### Task description
From the records below, pull every line that contains the string "button". Upper and lower case must match.
[Start of Available records]
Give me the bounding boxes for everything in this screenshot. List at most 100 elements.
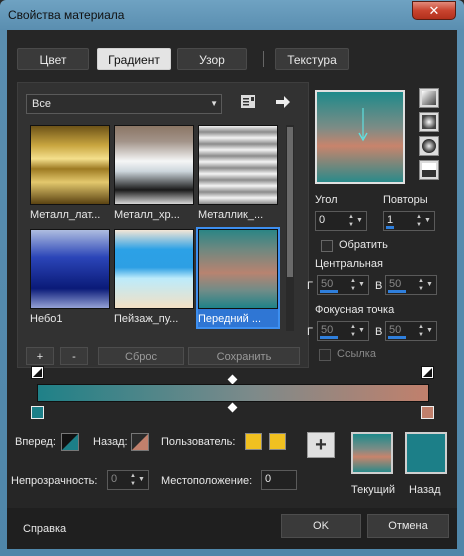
center-h-stepper[interactable]: 50 ▲ ▼ ▼ [317,275,369,295]
location-input[interactable]: 0 [261,470,297,490]
category-select[interactable]: Все ▼ [26,94,222,114]
gradient-item-selected[interactable]: Передний ... [196,227,280,329]
cancel-button[interactable]: Отмена [367,514,449,538]
focal-h-level-bar [320,336,338,339]
center-v-prefix: В [375,280,383,292]
chevron-down-icon[interactable]: ▼ [426,323,435,339]
up-down-icon[interactable]: ▲ ▼ [350,277,358,293]
gradient-swatch [114,229,194,309]
repeats-stepper[interactable]: 1 ▲ ▼ ▼ [383,211,435,231]
remove-gradient-button[interactable]: - [60,347,88,365]
midpoint-marker-top[interactable] [227,374,238,385]
opacity-label: Непрозрачность: [11,475,98,487]
current-label: Текущий [351,484,395,496]
focal-h-value: 50 [321,324,334,336]
gradient-preview[interactable] [315,90,405,184]
gradient-library-panel: Все ▼ Металл_лат... Металл_хр... Металли… [17,82,309,368]
ok-button[interactable]: OK [281,514,361,538]
link-label: Ссылка [337,348,376,360]
gradient-item[interactable]: Металл_лат... [30,125,110,223]
gradient-label: Металл_хр... [114,209,180,221]
chevron-down-icon[interactable]: ▼ [358,323,367,339]
focal-v-stepper[interactable]: 50 ▲ ▼ ▼ [385,321,437,341]
midpoint-marker-bottom[interactable] [227,402,238,413]
back-caption: Назад [409,484,441,496]
opacity-stepper[interactable]: 0 ▲ ▼ ▼ [107,470,149,490]
stop-marker-start-top[interactable] [31,366,44,379]
up-down-icon[interactable]: ▲ ▼ [418,323,426,339]
window-title: Свойства материала [8,8,125,22]
forward-color-swatch[interactable] [61,433,79,451]
arrow-right-icon[interactable] [274,94,292,110]
chevron-down-icon[interactable]: ▼ [426,277,435,293]
close-button[interactable]: ✕ [412,1,456,20]
link-checkbox[interactable] [319,349,331,361]
tab-gradient[interactable]: Градиент [97,48,171,70]
tab-pattern[interactable]: Узор [177,48,247,70]
center-v-stepper[interactable]: 50 ▲ ▼ ▼ [385,275,437,295]
category-select-value: Все [32,98,51,110]
current-swatch[interactable] [351,432,393,474]
focal-v-value: 50 [389,324,402,336]
back-swatch[interactable] [405,432,447,474]
center-v-level-bar [388,290,406,293]
up-down-icon[interactable]: ▲ ▼ [350,323,358,339]
repeats-value: 1 [387,214,394,226]
direction-arrow-icon[interactable] [317,92,403,182]
sunburst-style-icon[interactable] [419,160,439,180]
title-bar[interactable]: Свойства материала ✕ [0,0,464,30]
tab-color[interactable]: Цвет [17,48,89,70]
gradient-label: Металлик_... [198,209,264,221]
up-down-icon[interactable]: ▲ ▼ [416,213,424,229]
stop-marker-end-top[interactable] [421,366,434,379]
linear-style-icon[interactable] [419,88,439,108]
gradient-item[interactable]: Небо1 [30,229,110,327]
user-color-swatch-2[interactable] [269,433,286,450]
add-gradient-button[interactable]: + [26,347,54,365]
up-down-icon[interactable]: ▲ ▼ [130,472,138,488]
chevron-down-icon[interactable]: ▼ [356,213,365,229]
angle-stepper[interactable]: 0 ▲ ▼ ▼ [315,211,367,231]
chevron-down-icon[interactable]: ▼ [424,213,433,229]
gradient-item[interactable]: Металлик_... [198,125,278,223]
library-view-icon[interactable] [240,94,258,110]
stop-marker-start[interactable] [31,406,44,419]
focal-label: Фокусная точка [315,304,395,316]
up-down-icon[interactable]: ▲ ▼ [348,213,356,229]
gradient-item[interactable]: Пейзаж_пу... [114,229,194,327]
focal-h-stepper[interactable]: 50 ▲ ▼ ▼ [317,321,369,341]
scrollbar-thumb[interactable] [287,127,293,277]
tab-divider [263,51,264,67]
add-stop-button[interactable]: + [307,432,335,458]
radial-style-icon[interactable] [419,136,439,156]
dialog-window: Свойства материала ✕ Цвет Градиент Узор … [0,0,464,556]
user-color-swatch[interactable] [245,433,262,450]
tab-texture[interactable]: Текстура [275,48,349,70]
center-h-value: 50 [321,278,334,290]
back-color-swatch[interactable] [131,433,149,451]
gradient-label: Небо1 [30,313,63,325]
gradient-item[interactable]: Металл_хр... [114,125,194,223]
gradient-label: Передний ... [198,313,262,325]
gradient-label: Металл_лат... [30,209,101,221]
chevron-down-icon[interactable]: ▼ [138,472,147,488]
center-label: Центральная [315,258,383,270]
opacity-value: 0 [111,473,118,485]
gallery-scrollbar[interactable] [286,125,294,331]
gradient-editor-bar[interactable] [37,384,429,402]
gradient-swatch [198,125,278,205]
center-v-value: 50 [389,278,402,290]
rectangular-style-icon[interactable] [419,112,439,132]
reset-button[interactable]: Сброс [98,347,184,365]
focal-v-level-bar [388,336,406,339]
invert-checkbox[interactable] [321,240,333,252]
repeats-level-bar [386,226,394,229]
angle-value: 0 [319,214,326,226]
save-gradient-button[interactable]: Сохранить [188,347,300,365]
forward-label: Вперед: [15,436,56,448]
up-down-icon[interactable]: ▲ ▼ [418,277,426,293]
chevron-down-icon[interactable]: ▼ [358,277,367,293]
stop-marker-end[interactable] [421,406,434,419]
location-value: 0 [265,473,272,485]
help-link[interactable]: Справка [23,523,66,535]
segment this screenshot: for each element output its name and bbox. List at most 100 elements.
[End of Available records]
### Written solution
cancel-button[interactable]: Отмена [367,514,449,538]
remove-gradient-button[interactable]: - [60,347,88,365]
ok-button[interactable]: OK [281,514,361,538]
close-button[interactable]: ✕ [412,1,456,20]
add-gradient-button[interactable]: + [26,347,54,365]
add-stop-button[interactable]: + [307,432,335,458]
reset-button[interactable]: Сброс [98,347,184,365]
save-gradient-button[interactable]: Сохранить [188,347,300,365]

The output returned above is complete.